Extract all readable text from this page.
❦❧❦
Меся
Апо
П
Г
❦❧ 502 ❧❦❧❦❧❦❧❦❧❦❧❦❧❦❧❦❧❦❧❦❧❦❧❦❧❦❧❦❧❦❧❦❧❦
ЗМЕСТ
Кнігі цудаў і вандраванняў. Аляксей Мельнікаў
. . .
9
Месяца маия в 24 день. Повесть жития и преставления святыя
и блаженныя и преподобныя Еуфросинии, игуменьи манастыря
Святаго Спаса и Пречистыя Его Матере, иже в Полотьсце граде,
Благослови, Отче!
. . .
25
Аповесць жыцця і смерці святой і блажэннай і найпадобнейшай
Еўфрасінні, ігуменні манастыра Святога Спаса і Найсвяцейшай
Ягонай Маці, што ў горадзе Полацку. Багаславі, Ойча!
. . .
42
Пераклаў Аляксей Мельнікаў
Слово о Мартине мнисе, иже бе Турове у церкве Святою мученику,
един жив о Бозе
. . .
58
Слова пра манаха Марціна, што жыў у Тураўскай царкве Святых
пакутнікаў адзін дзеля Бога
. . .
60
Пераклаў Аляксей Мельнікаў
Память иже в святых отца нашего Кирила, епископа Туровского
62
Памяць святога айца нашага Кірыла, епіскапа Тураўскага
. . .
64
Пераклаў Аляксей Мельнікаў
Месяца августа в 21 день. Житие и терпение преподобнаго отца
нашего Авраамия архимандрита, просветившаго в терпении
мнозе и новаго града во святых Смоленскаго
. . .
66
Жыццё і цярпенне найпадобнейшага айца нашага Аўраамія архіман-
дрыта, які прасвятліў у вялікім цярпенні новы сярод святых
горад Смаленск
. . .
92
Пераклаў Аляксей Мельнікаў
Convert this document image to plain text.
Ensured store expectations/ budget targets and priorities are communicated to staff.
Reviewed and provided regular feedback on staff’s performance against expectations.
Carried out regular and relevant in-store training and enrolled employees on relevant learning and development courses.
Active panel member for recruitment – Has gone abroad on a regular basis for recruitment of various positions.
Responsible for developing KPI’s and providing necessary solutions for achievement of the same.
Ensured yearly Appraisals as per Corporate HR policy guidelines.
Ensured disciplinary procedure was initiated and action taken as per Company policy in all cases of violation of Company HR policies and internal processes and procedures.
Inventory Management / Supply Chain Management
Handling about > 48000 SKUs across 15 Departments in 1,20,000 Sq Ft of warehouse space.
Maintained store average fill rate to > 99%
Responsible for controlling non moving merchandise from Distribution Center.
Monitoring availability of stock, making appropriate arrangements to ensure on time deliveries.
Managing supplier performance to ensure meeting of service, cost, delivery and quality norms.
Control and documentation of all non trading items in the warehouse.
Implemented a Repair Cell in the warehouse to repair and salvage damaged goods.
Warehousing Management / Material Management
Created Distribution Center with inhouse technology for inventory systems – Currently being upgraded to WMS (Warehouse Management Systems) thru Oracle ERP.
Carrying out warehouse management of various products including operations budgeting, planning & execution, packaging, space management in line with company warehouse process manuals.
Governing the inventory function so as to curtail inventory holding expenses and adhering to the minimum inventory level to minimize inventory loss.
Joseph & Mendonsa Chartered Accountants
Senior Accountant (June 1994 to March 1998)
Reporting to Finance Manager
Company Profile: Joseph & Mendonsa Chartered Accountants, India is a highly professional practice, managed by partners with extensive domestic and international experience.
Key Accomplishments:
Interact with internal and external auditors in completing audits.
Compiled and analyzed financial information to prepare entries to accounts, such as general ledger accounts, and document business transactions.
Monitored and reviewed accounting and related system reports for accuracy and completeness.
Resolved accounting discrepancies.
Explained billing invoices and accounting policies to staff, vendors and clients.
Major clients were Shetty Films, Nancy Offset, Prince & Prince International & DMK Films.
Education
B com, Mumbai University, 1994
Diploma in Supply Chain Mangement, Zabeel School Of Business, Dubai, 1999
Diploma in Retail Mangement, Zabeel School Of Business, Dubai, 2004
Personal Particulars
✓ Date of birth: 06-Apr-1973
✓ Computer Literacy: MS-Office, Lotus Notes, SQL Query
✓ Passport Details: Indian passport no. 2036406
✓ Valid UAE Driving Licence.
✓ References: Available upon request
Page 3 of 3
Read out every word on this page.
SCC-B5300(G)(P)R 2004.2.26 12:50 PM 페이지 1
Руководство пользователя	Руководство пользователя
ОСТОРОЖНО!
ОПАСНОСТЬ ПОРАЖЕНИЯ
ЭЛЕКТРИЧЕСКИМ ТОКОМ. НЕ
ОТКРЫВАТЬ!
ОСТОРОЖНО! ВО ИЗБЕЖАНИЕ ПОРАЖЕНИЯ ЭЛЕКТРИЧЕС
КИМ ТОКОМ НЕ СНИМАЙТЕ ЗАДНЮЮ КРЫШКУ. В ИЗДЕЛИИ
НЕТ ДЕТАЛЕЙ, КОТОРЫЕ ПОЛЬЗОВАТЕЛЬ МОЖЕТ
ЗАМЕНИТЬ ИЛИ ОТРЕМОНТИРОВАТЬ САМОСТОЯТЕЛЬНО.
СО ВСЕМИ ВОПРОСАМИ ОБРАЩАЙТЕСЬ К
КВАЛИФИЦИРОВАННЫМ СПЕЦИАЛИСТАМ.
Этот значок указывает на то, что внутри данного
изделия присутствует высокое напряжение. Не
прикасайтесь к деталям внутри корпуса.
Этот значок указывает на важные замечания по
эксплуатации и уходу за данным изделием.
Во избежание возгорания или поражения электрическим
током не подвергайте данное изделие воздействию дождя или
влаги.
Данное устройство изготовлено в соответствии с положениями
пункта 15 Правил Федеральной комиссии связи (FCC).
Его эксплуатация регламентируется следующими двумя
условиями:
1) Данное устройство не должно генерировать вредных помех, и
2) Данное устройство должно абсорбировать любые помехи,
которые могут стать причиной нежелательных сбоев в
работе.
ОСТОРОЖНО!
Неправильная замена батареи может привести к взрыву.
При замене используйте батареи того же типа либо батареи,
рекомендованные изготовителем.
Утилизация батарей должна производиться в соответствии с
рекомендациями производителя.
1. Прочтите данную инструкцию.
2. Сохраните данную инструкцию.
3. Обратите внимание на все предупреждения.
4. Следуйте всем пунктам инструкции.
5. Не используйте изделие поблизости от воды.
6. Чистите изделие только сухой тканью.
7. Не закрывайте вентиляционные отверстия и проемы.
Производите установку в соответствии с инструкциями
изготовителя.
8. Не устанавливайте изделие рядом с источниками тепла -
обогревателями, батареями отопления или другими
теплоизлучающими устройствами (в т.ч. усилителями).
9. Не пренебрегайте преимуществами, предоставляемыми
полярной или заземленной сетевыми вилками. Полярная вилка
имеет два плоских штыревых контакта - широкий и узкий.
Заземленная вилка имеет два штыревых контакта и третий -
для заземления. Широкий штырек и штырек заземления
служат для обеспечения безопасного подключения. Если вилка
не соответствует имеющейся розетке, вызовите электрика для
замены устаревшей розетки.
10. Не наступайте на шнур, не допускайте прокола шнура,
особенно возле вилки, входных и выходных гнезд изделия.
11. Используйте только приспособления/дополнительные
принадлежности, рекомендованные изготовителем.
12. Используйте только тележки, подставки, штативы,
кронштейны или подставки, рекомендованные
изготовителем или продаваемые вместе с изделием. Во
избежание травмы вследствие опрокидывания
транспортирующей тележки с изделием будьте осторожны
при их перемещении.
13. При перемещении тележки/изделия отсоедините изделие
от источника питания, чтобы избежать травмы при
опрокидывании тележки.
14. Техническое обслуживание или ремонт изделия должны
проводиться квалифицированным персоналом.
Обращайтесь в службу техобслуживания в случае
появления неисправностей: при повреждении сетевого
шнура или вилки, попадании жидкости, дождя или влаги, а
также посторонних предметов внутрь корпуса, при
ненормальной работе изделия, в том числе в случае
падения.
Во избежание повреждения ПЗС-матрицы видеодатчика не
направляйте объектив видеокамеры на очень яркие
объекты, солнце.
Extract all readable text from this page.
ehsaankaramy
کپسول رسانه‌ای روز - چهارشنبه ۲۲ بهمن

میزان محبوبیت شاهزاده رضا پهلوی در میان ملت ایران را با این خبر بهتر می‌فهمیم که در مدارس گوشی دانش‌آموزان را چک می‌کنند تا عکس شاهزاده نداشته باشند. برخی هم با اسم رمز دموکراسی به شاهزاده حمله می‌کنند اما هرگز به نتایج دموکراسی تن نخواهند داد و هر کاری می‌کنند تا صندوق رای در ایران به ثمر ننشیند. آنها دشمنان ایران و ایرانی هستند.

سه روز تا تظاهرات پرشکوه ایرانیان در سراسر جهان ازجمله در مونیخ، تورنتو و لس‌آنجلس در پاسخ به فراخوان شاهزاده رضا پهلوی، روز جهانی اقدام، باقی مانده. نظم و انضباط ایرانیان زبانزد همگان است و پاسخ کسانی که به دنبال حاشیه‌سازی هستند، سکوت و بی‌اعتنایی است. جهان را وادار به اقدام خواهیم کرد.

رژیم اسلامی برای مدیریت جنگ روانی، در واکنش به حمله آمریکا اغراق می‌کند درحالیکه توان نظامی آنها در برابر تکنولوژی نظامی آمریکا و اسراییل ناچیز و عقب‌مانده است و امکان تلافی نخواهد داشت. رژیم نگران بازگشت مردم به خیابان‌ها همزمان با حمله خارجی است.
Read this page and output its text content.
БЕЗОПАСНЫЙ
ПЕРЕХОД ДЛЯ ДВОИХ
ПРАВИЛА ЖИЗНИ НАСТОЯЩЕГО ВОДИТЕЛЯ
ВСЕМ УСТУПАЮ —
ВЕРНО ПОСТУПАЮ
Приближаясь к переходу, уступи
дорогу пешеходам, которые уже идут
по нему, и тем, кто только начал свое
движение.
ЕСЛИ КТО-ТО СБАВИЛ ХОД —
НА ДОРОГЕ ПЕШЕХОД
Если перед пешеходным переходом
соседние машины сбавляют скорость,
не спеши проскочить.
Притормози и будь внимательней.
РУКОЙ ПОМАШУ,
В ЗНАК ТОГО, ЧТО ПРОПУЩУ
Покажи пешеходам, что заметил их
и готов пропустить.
● ● ●
▶ Request
Return, word for word, each line from the line that contains "Read this page and output its text content." to the end of the listing above; include both end lines and nothing else.

▶ Solution for this task
Read this page and output its text content.
БЕЗОПАСНЫЙ
ПЕРЕХОД ДЛЯ ДВОИХ
ПРАВИЛА ЖИЗНИ НАСТОЯЩЕГО ВОДИТЕЛЯ
ВСЕМ УСТУПАЮ —
ВЕРНО ПОСТУПАЮ
Приближаясь к переходу, уступи
дорогу пешеходам, которые уже идут
по нему, и тем, кто только начал свое
движение.
ЕСЛИ КТО-ТО СБАВИЛ ХОД —
НА ДОРОГЕ ПЕШЕХОД
Если перед пешеходным переходом
соседние машины сбавляют скорость,
не спеши проскочить.
Притормози и будь внимательней.
РУКОЙ ПОМАШУ,
В ЗНАК ТОГО, ЧТО ПРОПУЩУ
Покажи пешеходам, что заметил их
и готов пропустить.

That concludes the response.